- Exercise details: Would you write out the entries below, every one of them, exactly?

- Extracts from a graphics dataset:
BEGIN

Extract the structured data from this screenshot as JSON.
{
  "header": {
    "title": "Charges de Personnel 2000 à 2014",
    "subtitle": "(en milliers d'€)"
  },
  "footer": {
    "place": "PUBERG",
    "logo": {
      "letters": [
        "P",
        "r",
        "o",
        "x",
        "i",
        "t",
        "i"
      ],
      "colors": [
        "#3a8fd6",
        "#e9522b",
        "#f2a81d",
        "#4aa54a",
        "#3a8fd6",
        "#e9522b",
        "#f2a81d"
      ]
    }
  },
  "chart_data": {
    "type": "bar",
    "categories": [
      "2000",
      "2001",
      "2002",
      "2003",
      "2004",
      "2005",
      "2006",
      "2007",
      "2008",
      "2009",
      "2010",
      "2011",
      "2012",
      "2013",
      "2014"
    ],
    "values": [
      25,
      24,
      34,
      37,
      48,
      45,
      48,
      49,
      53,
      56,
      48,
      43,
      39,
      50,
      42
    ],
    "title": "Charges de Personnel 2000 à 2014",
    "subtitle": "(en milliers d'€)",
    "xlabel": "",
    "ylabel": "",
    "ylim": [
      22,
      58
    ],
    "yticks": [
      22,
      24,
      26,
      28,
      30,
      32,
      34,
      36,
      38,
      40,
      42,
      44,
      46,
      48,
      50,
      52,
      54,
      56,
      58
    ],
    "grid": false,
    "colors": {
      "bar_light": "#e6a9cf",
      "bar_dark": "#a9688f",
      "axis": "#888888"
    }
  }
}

END

- Exercise response:
Extract the structured data from this screenshot as JSON.
{
  "header": {
    "title": "Charges de Personnel 2000 à 2014",
    "subtitle": "(en milliers d'€)"
  },
  "footer": {
    "place": "PUBERG",
    "logo": {
      "letters": [
        "P",
        "r",
        "o",
        "x",
        "i",
        "t",
        "i"
      ],
      "colors": [
        "#3a8fd6",
        "#e9522b",
        "#f2a81d",
        "#4aa54a",
        "#3a8fd6",
        "#e9522b",
        "#f2a81d"
      ]
    }
  },
  "chart_data": {
    "type": "bar",
    "categories": [
      "2000",
      "2001",
      "2002",
      "2003",
      "2004",
      "2005",
      "2006",
      "2007",
      "2008",
      "2009",
      "2010",
      "2011",
      "2012",
      "2013",
      "2014"
    ],
    "values": [
      25,
      24,
      34,
      37,
      48,
      45,
      48,
      49,
      53,
      56,
      48,
      43,
      39,
      50,
      42
    ],
    "title": "Charges de Personnel 2000 à 2014",
    "subtitle": "(en milliers d'€)",
    "xlabel": "",
    "ylabel": "",
    "ylim": [
      22,
      58
    ],
    "yticks": [
      22,
      24,
      26,
      28,
      30,
      32,
      34,
      36,
      38,
      40,
      42,
      44,
      46,
      48,
      50,
      52,
      54,
      56,
      58
    ],
    "grid": false,
    "colors": {
      "bar_light": "#e6a9cf",
      "bar_dark": "#a9688f",
      "axis": "#888888"
    }
  }
}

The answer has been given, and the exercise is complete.